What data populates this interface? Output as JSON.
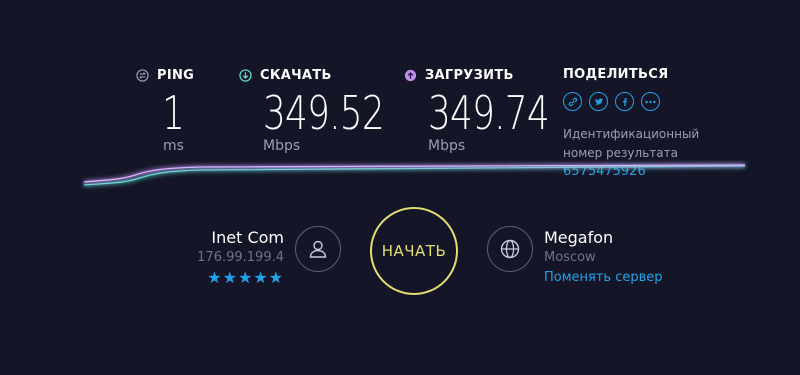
{
  "ping": {
    "label": "PING",
    "value": "1",
    "unit": "ms",
    "icon": "ping-icon"
  },
  "download": {
    "label": "СКАЧАТЬ",
    "value": "349.52",
    "unit": "Mbps",
    "icon": "download-icon",
    "color": "#5ee0d0"
  },
  "upload": {
    "label": "ЗАГРУЗИТЬ",
    "value": "349.74",
    "unit": "Mbps",
    "icon": "upload-icon",
    "color": "#c58cf0"
  },
  "share": {
    "label": "ПОДЕЛИТЬСЯ",
    "buttons": [
      {
        "icon": "link-icon",
        "glyph": "⛓"
      },
      {
        "icon": "twitter-icon",
        "glyph": "t"
      },
      {
        "icon": "facebook-icon",
        "glyph": "f"
      },
      {
        "icon": "more-icon",
        "glyph": "•••"
      }
    ],
    "result_label": "Идентификационный номер результата",
    "result_id": "6575475926"
  },
  "isp": {
    "name": "Inet Com",
    "ip": "176.99.199.4",
    "rating": 5,
    "stars": "★★★★★"
  },
  "start_button": {
    "label": "НАЧАТЬ"
  },
  "server": {
    "name": "Megafon",
    "city": "Moscow",
    "change_label": "Поменять сервер"
  },
  "colors": {
    "background": "#141628",
    "accent": "#1fa3e8",
    "start": "#e3dd70"
  }
}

□ □ □ □ □

Copy out all the data without changing anything, and drop the pictures.

What data populates this interface? Output as JSON.
{
  "ping": {
    "label": "PING",
    "value": "1",
    "unit": "ms",
    "icon": "ping-icon"
  },
  "download": {
    "label": "СКАЧАТЬ",
    "value": "349.52",
    "unit": "Mbps",
    "icon": "download-icon",
    "color": "#5ee0d0"
  },
  "upload": {
    "label": "ЗАГРУЗИТЬ",
    "value": "349.74",
    "unit": "Mbps",
    "icon": "upload-icon",
    "color": "#c58cf0"
  },
  "share": {
    "label": "ПОДЕЛИТЬСЯ",
    "buttons": [
      {
        "icon": "link-icon",
        "glyph": "⛓"
      },
      {
        "icon": "twitter-icon",
        "glyph": "t"
      },
      {
        "icon": "facebook-icon",
        "glyph": "f"
      },
      {
        "icon": "more-icon",
        "glyph": "•••"
      }
    ],
    "result_label": "Идентификационный номер результата",
    "result_id": "6575475926"
  },
  "isp": {
    "name": "Inet Com",
    "ip": "176.99.199.4",
    "rating": 5,
    "stars": "★★★★★"
  },
  "start_button": {
    "label": "НАЧАТЬ"
  },
  "server": {
    "name": "Megafon",
    "city": "Moscow",
    "change_label": "Поменять сервер"
  },
  "colors": {
    "background": "#141628",
    "accent": "#1fa3e8",
    "start": "#e3dd70"
  }
}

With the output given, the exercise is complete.